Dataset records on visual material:

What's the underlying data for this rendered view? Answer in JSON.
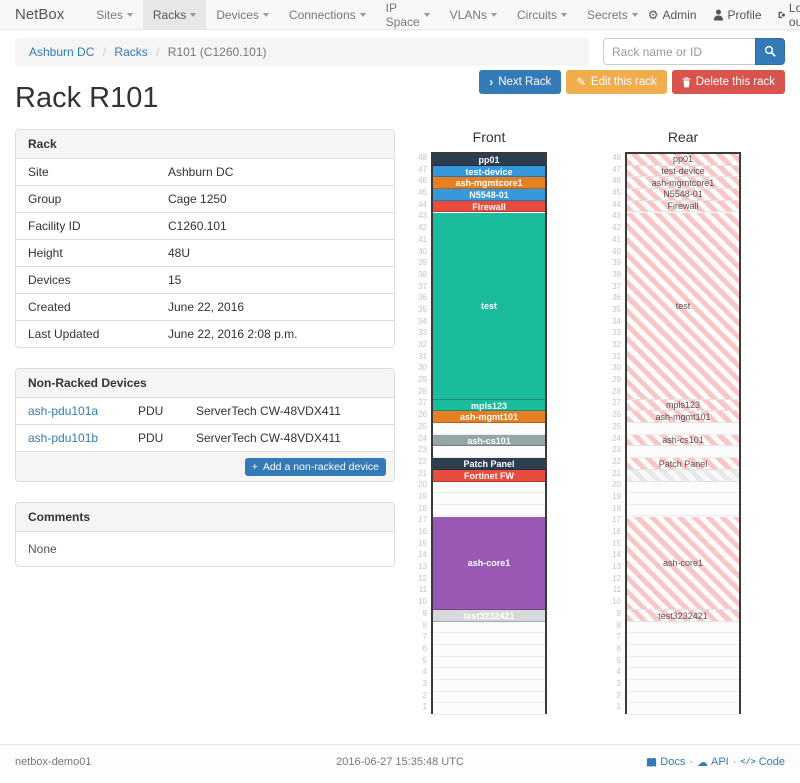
{
  "navbar": {
    "brand": "NetBox",
    "items": [
      {
        "label": "Sites"
      },
      {
        "label": "Racks"
      },
      {
        "label": "Devices"
      },
      {
        "label": "Connections"
      },
      {
        "label": "IP Space"
      },
      {
        "label": "VLANs"
      },
      {
        "label": "Circuits"
      },
      {
        "label": "Secrets"
      }
    ],
    "active_item": "Racks",
    "right": {
      "admin": "Admin",
      "profile": "Profile",
      "logout": "Log out"
    }
  },
  "breadcrumb": {
    "items": [
      "Ashburn DC",
      "Racks"
    ],
    "current": "R101 (C1260.101)"
  },
  "search": {
    "placeholder": "Rack name or ID"
  },
  "actions": {
    "next": "Next Rack",
    "edit": "Edit this rack",
    "delete": "Delete this rack"
  },
  "page_title": "Rack R101",
  "rack_panel": {
    "title": "Rack",
    "rows": [
      {
        "label": "Site",
        "value": "Ashburn DC",
        "link": true
      },
      {
        "label": "Group",
        "value": "Cage 1250",
        "link": true
      },
      {
        "label": "Facility ID",
        "value": "C1260.101",
        "link": false
      },
      {
        "label": "Height",
        "value": "48U",
        "link": false
      },
      {
        "label": "Devices",
        "value": "15",
        "link": true
      },
      {
        "label": "Created",
        "value": "June 22, 2016",
        "link": false
      },
      {
        "label": "Last Updated",
        "value": "June 22, 2016 2:08 p.m.",
        "link": false
      }
    ]
  },
  "nonracked_panel": {
    "title": "Non-Racked Devices",
    "rows": [
      {
        "name": "ash-pdu101a",
        "type": "PDU",
        "model": "ServerTech CW-48VDX411"
      },
      {
        "name": "ash-pdu101b",
        "type": "PDU",
        "model": "ServerTech CW-48VDX411"
      }
    ],
    "add_label": "Add a non-racked device"
  },
  "comments_panel": {
    "title": "Comments",
    "body": "None"
  },
  "elevation": {
    "units": 48,
    "front_title": "Front",
    "rear_title": "Rear",
    "stripe_pink": "#f9c5c5",
    "stripe_gray": "#e9e9e9",
    "devices": [
      {
        "name": "pp01",
        "top_u": 48,
        "u_height": 1,
        "color": "#2c3e50",
        "rear_style": "hatched"
      },
      {
        "name": "test-device",
        "top_u": 47,
        "u_height": 1,
        "color": "#3498db",
        "rear_style": "hatched"
      },
      {
        "name": "ash-mgmtcore1",
        "top_u": 46,
        "u_height": 1,
        "color": "#e67e22",
        "rear_style": "hatched"
      },
      {
        "name": "N5548-01",
        "top_u": 45,
        "u_height": 1,
        "color": "#3498db",
        "rear_style": "hatched"
      },
      {
        "name": "Firewall",
        "top_u": 44,
        "u_height": 1,
        "color": "#e74c3c",
        "rear_style": "hatched"
      },
      {
        "name": "test",
        "top_u": 43,
        "u_height": 16,
        "color": "#1abc9c",
        "rear_style": "hatched"
      },
      {
        "name": "mpls123",
        "top_u": 27,
        "u_height": 1,
        "color": "#1abc9c",
        "rear_style": "hatched"
      },
      {
        "name": "ash-mgmt101",
        "top_u": 26,
        "u_height": 1,
        "color": "#e67e22",
        "rear_style": "hatched"
      },
      {
        "name": "ash-cs101",
        "top_u": 24,
        "u_height": 1,
        "color": "#95a5a6",
        "rear_style": "hatched"
      },
      {
        "name": "Patch Panel",
        "top_u": 22,
        "u_height": 1,
        "color": "#2c3e50",
        "rear_style": "hatched"
      },
      {
        "name": "Fortinet FW",
        "top_u": 21,
        "u_height": 1,
        "color": "#e74c3c",
        "rear_style": "blocked"
      },
      {
        "name": "ash-core1",
        "top_u": 17,
        "u_height": 8,
        "color": "#9b59b6",
        "rear_style": "hatched"
      },
      {
        "name": "test3232421",
        "top_u": 9,
        "u_height": 1,
        "color": "#d5d9dc",
        "rear_style": "hatched"
      }
    ]
  },
  "footer": {
    "hostname": "netbox-demo01",
    "timestamp": "2016-06-27 15:35:48 UTC",
    "links": [
      {
        "label": "Docs",
        "icon": "book-icon"
      },
      {
        "label": "API",
        "icon": "cloud-icon"
      },
      {
        "label": "Code",
        "icon": "code-icon"
      }
    ]
  },
  "colors": {
    "accent": "#337ab7",
    "warning": "#f0ad4e",
    "danger": "#d9534f"
  }
}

## WHAT IS BEING ASKED
The pictures should not be reproduced; quote all of the other material exactly.

## COMPLETE RESPONSE
What's the underlying data for this rendered view? Answer in JSON.
{
  "navbar": {
    "brand": "NetBox",
    "items": [
      {
        "label": "Sites"
      },
      {
        "label": "Racks"
      },
      {
        "label": "Devices"
      },
      {
        "label": "Connections"
      },
      {
        "label": "IP Space"
      },
      {
        "label": "VLANs"
      },
      {
        "label": "Circuits"
      },
      {
        "label": "Secrets"
      }
    ],
    "active_item": "Racks",
    "right": {
      "admin": "Admin",
      "profile": "Profile",
      "logout": "Log out"
    }
  },
  "breadcrumb": {
    "items": [
      "Ashburn DC",
      "Racks"
    ],
    "current": "R101 (C1260.101)"
  },
  "search": {
    "placeholder": "Rack name or ID"
  },
  "actions": {
    "next": "Next Rack",
    "edit": "Edit this rack",
    "delete": "Delete this rack"
  },
  "page_title": "Rack R101",
  "rack_panel": {
    "title": "Rack",
    "rows": [
      {
        "label": "Site",
        "value": "Ashburn DC",
        "link": true
      },
      {
        "label": "Group",
        "value": "Cage 1250",
        "link": true
      },
      {
        "label": "Facility ID",
        "value": "C1260.101",
        "link": false
      },
      {
        "label": "Height",
        "value": "48U",
        "link": false
      },
      {
        "label": "Devices",
        "value": "15",
        "link": true
      },
      {
        "label": "Created",
        "value": "June 22, 2016",
        "link": false
      },
      {
        "label": "Last Updated",
        "value": "June 22, 2016 2:08 p.m.",
        "link": false
      }
    ]
  },
  "nonracked_panel": {
    "title": "Non-Racked Devices",
    "rows": [
      {
        "name": "ash-pdu101a",
        "type": "PDU",
        "model": "ServerTech CW-48VDX411"
      },
      {
        "name": "ash-pdu101b",
        "type": "PDU",
        "model": "ServerTech CW-48VDX411"
      }
    ],
    "add_label": "Add a non-racked device"
  },
  "comments_panel": {
    "title": "Comments",
    "body": "None"
  },
  "elevation": {
    "units": 48,
    "front_title": "Front",
    "rear_title": "Rear",
    "stripe_pink": "#f9c5c5",
    "stripe_gray": "#e9e9e9",
    "devices": [
      {
        "name": "pp01",
        "top_u": 48,
        "u_height": 1,
        "color": "#2c3e50",
        "rear_style": "hatched"
      },
      {
        "name": "test-device",
        "top_u": 47,
        "u_height": 1,
        "color": "#3498db",
        "rear_style": "hatched"
      },
      {
        "name": "ash-mgmtcore1",
        "top_u": 46,
        "u_height": 1,
        "color": "#e67e22",
        "rear_style": "hatched"
      },
      {
        "name": "N5548-01",
        "top_u": 45,
        "u_height": 1,
        "color": "#3498db",
        "rear_style": "hatched"
      },
      {
        "name": "Firewall",
        "top_u": 44,
        "u_height": 1,
        "color": "#e74c3c",
        "rear_style": "hatched"
      },
      {
        "name": "test",
        "top_u": 43,
        "u_height": 16,
        "color": "#1abc9c",
        "rear_style": "hatched"
      },
      {
        "name": "mpls123",
        "top_u": 27,
        "u_height": 1,
        "color": "#1abc9c",
        "rear_style": "hatched"
      },
      {
        "name": "ash-mgmt101",
        "top_u": 26,
        "u_height": 1,
        "color": "#e67e22",
        "rear_style": "hatched"
      },
      {
        "name": "ash-cs101",
        "top_u": 24,
        "u_height": 1,
        "color": "#95a5a6",
        "rear_style": "hatched"
      },
      {
        "name": "Patch Panel",
        "top_u": 22,
        "u_height": 1,
        "color": "#2c3e50",
        "rear_style": "hatched"
      },
      {
        "name": "Fortinet FW",
        "top_u": 21,
        "u_height": 1,
        "color": "#e74c3c",
        "rear_style": "blocked"
      },
      {
        "name": "ash-core1",
        "top_u": 17,
        "u_height": 8,
        "color": "#9b59b6",
        "rear_style": "hatched"
      },
      {
        "name": "test3232421",
        "top_u": 9,
        "u_height": 1,
        "color": "#d5d9dc",
        "rear_style": "hatched"
      }
    ]
  },
  "footer": {
    "hostname": "netbox-demo01",
    "timestamp": "2016-06-27 15:35:48 UTC",
    "links": [
      {
        "label": "Docs",
        "icon": "book-icon"
      },
      {
        "label": "API",
        "icon": "cloud-icon"
      },
      {
        "label": "Code",
        "icon": "code-icon"
      }
    ]
  },
  "colors": {
    "accent": "#337ab7",
    "warning": "#f0ad4e",
    "danger": "#d9534f"
  }
}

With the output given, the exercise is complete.